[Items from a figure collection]
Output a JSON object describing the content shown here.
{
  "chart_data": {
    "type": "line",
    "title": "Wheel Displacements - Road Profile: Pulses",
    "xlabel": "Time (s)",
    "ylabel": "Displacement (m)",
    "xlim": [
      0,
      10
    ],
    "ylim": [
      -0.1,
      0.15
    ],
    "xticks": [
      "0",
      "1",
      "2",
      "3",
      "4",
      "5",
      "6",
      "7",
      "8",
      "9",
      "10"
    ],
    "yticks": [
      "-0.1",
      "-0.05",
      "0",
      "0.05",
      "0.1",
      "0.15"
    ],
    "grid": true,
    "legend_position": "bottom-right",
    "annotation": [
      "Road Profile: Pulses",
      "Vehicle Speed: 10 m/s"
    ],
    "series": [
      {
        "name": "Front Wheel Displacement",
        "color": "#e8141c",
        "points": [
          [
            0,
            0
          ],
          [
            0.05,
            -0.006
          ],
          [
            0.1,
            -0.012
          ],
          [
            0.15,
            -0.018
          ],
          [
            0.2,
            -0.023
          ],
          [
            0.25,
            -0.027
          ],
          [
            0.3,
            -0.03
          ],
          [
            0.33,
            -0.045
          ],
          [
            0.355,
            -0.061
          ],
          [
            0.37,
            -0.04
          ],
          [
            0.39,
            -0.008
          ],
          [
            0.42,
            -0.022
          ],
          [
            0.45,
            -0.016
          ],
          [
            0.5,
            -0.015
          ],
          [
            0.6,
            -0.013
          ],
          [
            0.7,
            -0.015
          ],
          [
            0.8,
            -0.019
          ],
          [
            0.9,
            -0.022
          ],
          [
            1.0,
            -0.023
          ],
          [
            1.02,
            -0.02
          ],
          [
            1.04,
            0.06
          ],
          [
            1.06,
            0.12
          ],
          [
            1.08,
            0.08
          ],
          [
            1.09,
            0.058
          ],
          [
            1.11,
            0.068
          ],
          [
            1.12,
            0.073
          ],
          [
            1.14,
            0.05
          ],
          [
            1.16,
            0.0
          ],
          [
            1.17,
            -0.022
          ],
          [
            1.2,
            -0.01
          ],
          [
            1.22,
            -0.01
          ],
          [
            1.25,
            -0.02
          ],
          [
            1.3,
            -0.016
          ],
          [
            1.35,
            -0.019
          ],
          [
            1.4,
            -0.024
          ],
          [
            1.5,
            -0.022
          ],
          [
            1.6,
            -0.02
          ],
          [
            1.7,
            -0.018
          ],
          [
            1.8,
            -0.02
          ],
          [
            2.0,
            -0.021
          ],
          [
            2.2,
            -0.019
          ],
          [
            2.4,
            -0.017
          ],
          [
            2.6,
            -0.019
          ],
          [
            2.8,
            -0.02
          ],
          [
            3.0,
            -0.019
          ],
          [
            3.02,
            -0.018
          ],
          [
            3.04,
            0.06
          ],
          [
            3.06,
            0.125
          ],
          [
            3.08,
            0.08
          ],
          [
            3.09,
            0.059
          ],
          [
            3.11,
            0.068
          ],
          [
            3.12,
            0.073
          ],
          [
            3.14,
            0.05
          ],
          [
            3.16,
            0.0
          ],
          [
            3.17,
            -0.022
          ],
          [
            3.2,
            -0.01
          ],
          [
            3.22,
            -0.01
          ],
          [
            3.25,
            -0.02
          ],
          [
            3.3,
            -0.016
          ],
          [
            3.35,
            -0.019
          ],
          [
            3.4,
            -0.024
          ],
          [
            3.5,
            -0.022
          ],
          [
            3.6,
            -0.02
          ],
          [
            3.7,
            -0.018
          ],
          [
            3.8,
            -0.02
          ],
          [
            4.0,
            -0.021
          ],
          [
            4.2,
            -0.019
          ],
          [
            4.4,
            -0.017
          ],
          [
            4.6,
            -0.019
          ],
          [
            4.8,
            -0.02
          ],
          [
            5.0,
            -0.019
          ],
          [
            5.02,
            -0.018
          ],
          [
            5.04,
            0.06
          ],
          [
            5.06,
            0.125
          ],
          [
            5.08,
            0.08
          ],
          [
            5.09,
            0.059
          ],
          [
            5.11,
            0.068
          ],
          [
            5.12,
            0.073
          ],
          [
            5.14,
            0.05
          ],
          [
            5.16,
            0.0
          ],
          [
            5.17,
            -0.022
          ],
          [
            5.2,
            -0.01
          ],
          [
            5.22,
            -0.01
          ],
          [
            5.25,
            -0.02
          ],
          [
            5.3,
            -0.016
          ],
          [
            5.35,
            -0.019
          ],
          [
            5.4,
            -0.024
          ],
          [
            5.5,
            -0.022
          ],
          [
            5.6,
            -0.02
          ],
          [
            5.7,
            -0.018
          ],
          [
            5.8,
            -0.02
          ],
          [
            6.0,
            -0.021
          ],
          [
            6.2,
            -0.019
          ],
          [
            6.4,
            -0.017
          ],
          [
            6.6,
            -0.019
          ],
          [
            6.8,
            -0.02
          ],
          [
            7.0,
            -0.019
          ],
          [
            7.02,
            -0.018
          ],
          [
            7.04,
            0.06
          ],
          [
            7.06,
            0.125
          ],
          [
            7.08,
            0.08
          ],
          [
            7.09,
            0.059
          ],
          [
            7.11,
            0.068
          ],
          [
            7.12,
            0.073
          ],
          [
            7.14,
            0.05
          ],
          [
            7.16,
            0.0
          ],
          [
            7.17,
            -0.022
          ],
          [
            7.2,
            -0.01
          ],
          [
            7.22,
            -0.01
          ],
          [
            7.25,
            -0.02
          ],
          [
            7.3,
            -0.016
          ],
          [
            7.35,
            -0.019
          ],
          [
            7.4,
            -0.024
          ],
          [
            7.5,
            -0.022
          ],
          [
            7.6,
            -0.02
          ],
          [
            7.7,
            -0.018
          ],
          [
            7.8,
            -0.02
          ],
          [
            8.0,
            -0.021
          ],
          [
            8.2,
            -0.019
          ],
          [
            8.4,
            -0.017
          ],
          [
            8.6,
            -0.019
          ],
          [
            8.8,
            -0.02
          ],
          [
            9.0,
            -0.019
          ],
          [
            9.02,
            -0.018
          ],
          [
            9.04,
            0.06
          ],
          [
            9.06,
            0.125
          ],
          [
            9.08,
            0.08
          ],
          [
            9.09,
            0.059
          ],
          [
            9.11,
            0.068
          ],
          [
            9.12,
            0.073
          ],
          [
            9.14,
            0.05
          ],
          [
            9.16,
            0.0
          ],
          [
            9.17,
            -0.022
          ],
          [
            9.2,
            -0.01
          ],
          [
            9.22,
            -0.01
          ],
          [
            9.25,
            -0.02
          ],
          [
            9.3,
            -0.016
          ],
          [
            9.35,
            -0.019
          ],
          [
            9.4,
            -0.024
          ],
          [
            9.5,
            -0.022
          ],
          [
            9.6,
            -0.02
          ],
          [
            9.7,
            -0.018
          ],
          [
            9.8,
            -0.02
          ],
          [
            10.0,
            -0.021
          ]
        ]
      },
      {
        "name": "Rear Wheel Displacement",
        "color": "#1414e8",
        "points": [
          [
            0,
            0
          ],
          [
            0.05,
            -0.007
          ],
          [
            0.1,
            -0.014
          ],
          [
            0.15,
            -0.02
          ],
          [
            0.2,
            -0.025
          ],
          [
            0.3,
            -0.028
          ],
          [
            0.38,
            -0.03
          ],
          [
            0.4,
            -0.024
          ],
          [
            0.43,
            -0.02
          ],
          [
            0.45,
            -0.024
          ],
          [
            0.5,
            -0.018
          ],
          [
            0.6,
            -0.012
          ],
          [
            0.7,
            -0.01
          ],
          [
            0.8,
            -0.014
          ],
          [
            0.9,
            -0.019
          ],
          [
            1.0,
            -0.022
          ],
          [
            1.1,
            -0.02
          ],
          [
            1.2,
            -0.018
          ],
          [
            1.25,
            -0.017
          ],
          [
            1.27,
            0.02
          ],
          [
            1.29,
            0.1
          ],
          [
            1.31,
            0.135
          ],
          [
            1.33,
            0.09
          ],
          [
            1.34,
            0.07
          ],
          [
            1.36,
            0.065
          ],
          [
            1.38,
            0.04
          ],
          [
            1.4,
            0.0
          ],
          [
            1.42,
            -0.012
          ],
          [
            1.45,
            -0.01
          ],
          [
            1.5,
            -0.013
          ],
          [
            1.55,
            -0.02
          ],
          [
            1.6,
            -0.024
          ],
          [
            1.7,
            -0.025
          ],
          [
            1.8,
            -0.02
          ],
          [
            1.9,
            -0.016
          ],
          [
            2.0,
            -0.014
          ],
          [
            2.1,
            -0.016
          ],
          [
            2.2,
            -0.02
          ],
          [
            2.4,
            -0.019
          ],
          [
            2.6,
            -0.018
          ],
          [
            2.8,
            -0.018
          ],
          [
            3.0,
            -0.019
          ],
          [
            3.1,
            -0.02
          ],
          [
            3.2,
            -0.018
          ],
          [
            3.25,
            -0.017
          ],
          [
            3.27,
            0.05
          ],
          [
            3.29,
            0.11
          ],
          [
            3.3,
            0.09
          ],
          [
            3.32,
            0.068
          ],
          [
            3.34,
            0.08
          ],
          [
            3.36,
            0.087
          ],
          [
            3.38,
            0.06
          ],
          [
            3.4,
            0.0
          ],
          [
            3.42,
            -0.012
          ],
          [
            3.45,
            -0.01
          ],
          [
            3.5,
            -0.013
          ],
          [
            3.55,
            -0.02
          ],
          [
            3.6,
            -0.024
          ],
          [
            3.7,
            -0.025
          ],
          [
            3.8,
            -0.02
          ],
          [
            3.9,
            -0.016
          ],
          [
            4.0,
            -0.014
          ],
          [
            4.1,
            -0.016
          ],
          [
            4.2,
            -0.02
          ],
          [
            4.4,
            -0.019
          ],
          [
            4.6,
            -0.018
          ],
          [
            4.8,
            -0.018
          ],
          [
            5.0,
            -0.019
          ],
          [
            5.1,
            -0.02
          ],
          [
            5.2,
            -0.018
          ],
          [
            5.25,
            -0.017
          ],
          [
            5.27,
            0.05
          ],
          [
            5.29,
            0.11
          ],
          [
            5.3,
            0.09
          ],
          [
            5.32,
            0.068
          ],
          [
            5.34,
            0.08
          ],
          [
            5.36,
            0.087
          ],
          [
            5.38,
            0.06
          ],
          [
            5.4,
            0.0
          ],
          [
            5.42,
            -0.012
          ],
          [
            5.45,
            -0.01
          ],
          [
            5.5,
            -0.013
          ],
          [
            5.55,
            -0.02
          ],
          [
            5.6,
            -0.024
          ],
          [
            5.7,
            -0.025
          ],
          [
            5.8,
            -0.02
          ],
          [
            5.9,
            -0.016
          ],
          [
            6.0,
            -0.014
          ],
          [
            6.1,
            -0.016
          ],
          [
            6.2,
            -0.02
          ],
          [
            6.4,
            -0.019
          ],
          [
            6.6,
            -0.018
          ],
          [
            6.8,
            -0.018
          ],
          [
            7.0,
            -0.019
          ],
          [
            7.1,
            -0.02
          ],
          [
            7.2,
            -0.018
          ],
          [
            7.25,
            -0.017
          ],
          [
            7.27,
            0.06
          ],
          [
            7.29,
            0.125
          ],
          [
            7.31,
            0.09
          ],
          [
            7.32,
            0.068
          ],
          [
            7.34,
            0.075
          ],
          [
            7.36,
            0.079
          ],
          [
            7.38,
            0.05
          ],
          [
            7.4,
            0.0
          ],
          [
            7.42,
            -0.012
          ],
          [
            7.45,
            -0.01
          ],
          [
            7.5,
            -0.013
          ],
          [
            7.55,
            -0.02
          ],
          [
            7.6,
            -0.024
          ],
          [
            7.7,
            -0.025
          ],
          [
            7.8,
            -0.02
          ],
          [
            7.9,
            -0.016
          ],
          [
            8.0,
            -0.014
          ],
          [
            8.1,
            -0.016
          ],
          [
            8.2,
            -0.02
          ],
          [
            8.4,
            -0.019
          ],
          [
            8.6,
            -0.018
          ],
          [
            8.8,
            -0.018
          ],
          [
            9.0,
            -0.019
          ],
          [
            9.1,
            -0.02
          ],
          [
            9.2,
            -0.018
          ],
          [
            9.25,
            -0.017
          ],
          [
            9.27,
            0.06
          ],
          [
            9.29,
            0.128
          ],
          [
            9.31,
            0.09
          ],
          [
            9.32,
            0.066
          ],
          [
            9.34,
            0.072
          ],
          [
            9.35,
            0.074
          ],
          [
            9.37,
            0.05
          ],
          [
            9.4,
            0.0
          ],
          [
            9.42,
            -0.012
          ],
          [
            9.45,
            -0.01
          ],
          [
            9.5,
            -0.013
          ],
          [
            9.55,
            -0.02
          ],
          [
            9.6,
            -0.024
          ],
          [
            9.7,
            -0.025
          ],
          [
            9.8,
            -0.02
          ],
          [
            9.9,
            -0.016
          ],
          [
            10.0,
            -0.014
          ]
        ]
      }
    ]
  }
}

## What to produce
Look above for every line with the word "Profile" and copy it.

## Response below
    "title": "Wheel Displacements - Road Profile: Pulses",
      "Road Profile: Pulses",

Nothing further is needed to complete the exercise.